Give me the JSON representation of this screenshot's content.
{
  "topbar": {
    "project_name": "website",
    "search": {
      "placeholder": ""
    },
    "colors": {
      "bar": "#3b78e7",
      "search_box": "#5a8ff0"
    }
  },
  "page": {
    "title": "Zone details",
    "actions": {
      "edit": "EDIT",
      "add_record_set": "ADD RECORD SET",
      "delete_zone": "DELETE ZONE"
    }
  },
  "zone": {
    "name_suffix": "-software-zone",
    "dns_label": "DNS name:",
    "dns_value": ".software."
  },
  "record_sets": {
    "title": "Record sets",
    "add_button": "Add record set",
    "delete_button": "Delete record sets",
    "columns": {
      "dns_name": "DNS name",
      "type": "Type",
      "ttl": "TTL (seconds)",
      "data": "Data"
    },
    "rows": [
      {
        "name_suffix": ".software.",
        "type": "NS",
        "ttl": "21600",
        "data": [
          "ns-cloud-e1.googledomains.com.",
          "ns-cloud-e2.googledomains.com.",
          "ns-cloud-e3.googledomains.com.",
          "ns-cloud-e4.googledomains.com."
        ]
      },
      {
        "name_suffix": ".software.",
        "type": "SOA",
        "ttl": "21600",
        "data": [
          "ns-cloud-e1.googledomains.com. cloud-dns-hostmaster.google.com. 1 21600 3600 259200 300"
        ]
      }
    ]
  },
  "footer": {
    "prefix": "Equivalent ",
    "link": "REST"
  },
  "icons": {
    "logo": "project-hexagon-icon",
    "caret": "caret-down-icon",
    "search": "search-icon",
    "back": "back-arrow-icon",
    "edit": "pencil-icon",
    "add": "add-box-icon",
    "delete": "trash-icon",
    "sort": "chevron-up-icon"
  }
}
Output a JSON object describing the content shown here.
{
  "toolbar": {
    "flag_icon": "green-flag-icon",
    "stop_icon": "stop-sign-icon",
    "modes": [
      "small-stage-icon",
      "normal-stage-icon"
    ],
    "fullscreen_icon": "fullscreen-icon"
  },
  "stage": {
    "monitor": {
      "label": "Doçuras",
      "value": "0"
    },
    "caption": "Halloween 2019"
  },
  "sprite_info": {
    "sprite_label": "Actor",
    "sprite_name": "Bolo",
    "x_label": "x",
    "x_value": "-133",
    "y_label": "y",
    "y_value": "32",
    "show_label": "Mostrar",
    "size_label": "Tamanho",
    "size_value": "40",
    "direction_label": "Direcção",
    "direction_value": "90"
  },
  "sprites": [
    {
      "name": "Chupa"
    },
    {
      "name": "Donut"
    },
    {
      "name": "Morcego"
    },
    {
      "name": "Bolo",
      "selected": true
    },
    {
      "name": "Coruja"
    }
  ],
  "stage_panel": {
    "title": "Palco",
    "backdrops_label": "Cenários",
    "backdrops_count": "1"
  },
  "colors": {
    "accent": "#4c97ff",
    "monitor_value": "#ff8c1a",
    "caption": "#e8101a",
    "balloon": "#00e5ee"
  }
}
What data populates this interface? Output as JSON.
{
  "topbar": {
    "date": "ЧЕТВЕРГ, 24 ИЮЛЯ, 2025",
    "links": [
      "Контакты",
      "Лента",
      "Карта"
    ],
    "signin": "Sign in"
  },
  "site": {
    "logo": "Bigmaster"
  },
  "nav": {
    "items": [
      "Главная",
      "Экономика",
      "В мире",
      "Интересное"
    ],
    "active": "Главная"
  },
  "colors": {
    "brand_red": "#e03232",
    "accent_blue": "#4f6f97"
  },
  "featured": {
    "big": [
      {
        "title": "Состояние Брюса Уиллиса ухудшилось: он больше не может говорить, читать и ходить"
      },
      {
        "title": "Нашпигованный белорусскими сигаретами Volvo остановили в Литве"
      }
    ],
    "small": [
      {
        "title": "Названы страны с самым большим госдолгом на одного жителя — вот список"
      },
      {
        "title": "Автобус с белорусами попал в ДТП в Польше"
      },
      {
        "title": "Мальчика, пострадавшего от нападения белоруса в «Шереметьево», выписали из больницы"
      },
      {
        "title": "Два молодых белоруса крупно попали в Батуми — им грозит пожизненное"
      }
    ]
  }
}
::::
### What the task requires
Give back exactly the lines from the line containing "What data populates" to the end of the entries, and no other lines.

### Expected answer
What data populates this interface? Output as JSON.
{
  "topbar": {
    "date": "ЧЕТВЕРГ, 24 ИЮЛЯ, 2025",
    "links": [
      "Контакты",
      "Лента",
      "Карта"
    ],
    "signin": "Sign in"
  },
  "site": {
    "logo": "Bigmaster"
  },
  "nav": {
    "items": [
      "Главная",
      "Экономика",
      "В мире",
      "Интересное"
    ],
    "active": "Главная"
  },
  "colors": {
    "brand_red": "#e03232",
    "accent_blue": "#4f6f97"
  },
  "featured": {
    "big": [
      {
        "title": "Состояние Брюса Уиллиса ухудшилось: он больше не может говорить, читать и ходить"
      },
      {
        "title": "Нашпигованный белорусскими сигаретами Volvo остановили в Литве"
      }
    ],
    "small": [
      {
        "title": "Названы страны с самым большим госдолгом на одного жителя — вот список"
      },
      {
        "title": "Автобус с белорусами попал в ДТП в Польше"
      },
      {
        "title": "Мальчика, пострадавшего от нападения белоруса в «Шереметьево», выписали из больницы"
      },
      {
        "title": "Два молодых белоруса крупно попали в Батуми — им грозит пожизненное"
      }
    ]
  }
}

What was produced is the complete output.